======== Records for the task ========
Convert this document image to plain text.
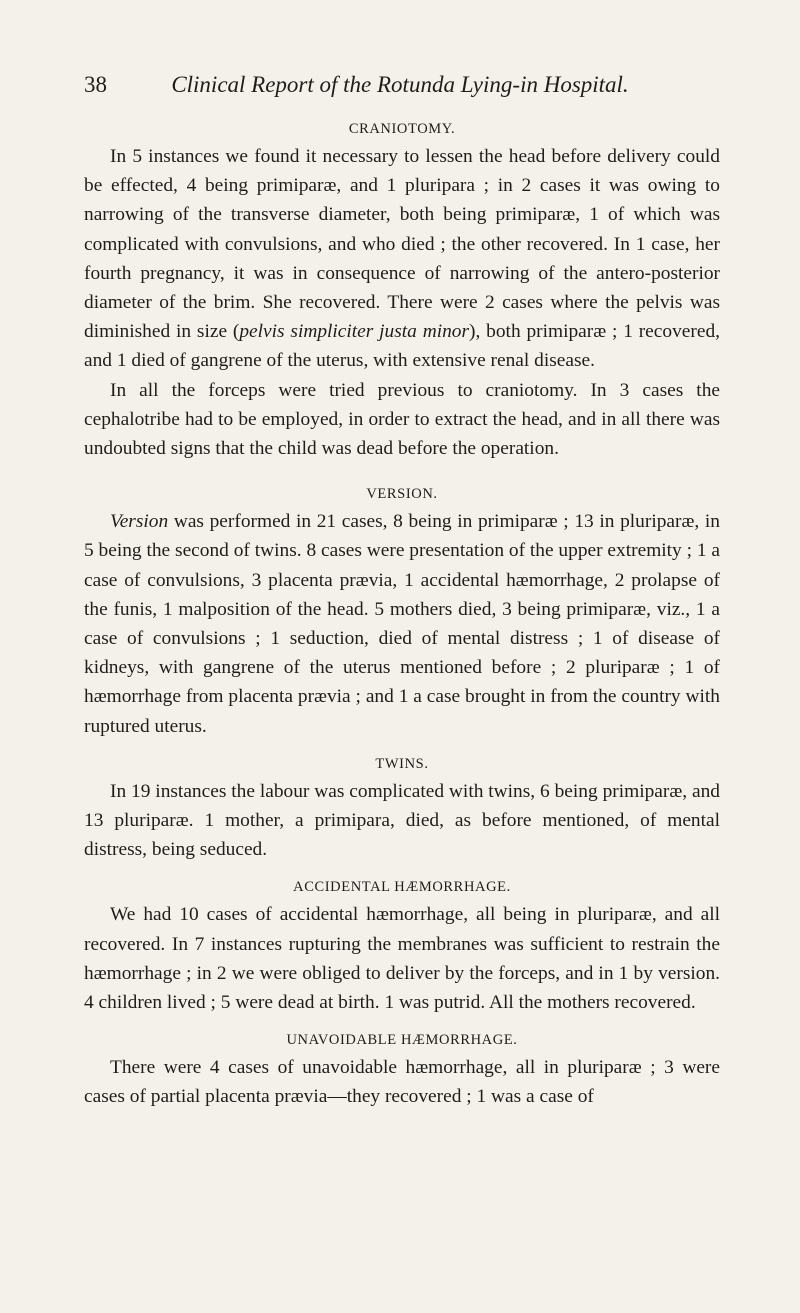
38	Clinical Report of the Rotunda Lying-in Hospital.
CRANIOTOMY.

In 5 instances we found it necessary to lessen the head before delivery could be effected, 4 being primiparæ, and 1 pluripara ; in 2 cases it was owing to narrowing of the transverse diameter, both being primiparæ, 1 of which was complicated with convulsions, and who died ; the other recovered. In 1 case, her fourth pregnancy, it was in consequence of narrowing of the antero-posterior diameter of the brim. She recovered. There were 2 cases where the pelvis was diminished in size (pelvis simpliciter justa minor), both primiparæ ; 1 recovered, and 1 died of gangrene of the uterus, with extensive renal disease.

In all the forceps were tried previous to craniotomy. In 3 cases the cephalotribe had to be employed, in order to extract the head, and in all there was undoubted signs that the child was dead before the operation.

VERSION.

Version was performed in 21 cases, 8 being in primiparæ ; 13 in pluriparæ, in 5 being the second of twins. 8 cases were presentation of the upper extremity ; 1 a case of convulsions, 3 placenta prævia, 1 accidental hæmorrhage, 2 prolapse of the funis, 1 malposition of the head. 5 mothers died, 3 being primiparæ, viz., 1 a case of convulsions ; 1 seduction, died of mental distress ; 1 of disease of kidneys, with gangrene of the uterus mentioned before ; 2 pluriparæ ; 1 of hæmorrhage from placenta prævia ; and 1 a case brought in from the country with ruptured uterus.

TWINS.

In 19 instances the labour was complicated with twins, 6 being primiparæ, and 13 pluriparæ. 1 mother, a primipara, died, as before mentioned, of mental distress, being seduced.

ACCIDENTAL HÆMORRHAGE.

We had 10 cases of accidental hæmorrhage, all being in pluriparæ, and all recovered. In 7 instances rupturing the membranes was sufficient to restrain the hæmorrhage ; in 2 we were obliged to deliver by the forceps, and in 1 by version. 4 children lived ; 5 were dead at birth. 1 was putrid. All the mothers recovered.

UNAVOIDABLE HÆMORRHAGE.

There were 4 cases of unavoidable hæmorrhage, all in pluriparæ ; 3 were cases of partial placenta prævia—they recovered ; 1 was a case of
========
(Aim)
Reproduce each line of the records exactly, and omit every picture.

(Result below)
Convert this document image to plain text.
38	Clinical Report of the Rotunda Lying-in Hospital.
CRANIOTOMY.

In 5 instances we found it necessary to lessen the head before delivery could be effected, 4 being primiparæ, and 1 pluripara ; in 2 cases it was owing to narrowing of the transverse diameter, both being primiparæ, 1 of which was complicated with convulsions, and who died ; the other recovered. In 1 case, her fourth pregnancy, it was in consequence of narrowing of the antero-posterior diameter of the brim. She recovered. There were 2 cases where the pelvis was diminished in size (pelvis simpliciter justa minor), both primiparæ ; 1 recovered, and 1 died of gangrene of the uterus, with extensive renal disease.

In all the forceps were tried previous to craniotomy. In 3 cases the cephalotribe had to be employed, in order to extract the head, and in all there was undoubted signs that the child was dead before the operation.

VERSION.

Version was performed in 21 cases, 8 being in primiparæ ; 13 in pluriparæ, in 5 being the second of twins. 8 cases were presentation of the upper extremity ; 1 a case of convulsions, 3 placenta prævia, 1 accidental hæmorrhage, 2 prolapse of the funis, 1 malposition of the head. 5 mothers died, 3 being primiparæ, viz., 1 a case of convulsions ; 1 seduction, died of mental distress ; 1 of disease of kidneys, with gangrene of the uterus mentioned before ; 2 pluriparæ ; 1 of hæmorrhage from placenta prævia ; and 1 a case brought in from the country with ruptured uterus.

TWINS.

In 19 instances the labour was complicated with twins, 6 being primiparæ, and 13 pluriparæ. 1 mother, a primipara, died, as before mentioned, of mental distress, being seduced.

ACCIDENTAL HÆMORRHAGE.

We had 10 cases of accidental hæmorrhage, all being in pluriparæ, and all recovered. In 7 instances rupturing the membranes was sufficient to restrain the hæmorrhage ; in 2 we were obliged to deliver by the forceps, and in 1 by version. 4 children lived ; 5 were dead at birth. 1 was putrid. All the mothers recovered.

UNAVOIDABLE HÆMORRHAGE.

There were 4 cases of unavoidable hæmorrhage, all in pluriparæ ; 3 were cases of partial placenta prævia—they recovered ; 1 was a case of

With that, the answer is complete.